[TASK BRIEF]: From the entries below, count every line that contains the word "如图所示". Please give the number and nothing else.

Collected data entries
— BEGIN —

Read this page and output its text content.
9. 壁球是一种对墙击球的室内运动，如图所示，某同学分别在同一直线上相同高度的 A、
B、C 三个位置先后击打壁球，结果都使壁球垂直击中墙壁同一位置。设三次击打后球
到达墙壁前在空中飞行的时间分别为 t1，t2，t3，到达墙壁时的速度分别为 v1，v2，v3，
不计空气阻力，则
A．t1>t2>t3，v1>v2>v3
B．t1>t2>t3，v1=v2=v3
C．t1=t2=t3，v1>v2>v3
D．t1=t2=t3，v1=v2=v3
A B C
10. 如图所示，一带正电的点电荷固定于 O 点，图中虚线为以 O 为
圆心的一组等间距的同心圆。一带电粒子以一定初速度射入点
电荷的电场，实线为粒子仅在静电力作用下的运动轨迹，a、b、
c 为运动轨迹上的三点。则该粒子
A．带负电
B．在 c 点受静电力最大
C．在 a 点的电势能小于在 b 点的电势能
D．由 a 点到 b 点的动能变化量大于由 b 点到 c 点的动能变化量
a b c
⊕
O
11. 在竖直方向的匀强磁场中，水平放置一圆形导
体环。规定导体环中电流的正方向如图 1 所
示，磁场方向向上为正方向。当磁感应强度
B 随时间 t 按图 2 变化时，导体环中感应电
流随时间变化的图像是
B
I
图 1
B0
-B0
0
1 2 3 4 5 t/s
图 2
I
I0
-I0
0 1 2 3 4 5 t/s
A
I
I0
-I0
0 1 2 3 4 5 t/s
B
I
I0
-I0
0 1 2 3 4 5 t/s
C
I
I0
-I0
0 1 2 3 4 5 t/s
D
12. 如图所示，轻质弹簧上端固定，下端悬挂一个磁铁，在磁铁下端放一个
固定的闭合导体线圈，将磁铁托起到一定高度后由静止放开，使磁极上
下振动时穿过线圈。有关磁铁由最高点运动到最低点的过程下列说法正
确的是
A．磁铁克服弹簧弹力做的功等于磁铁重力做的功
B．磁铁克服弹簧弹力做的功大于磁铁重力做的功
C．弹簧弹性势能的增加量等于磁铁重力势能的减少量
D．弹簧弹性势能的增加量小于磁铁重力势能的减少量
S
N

— END —

[TASK RESULT]: 3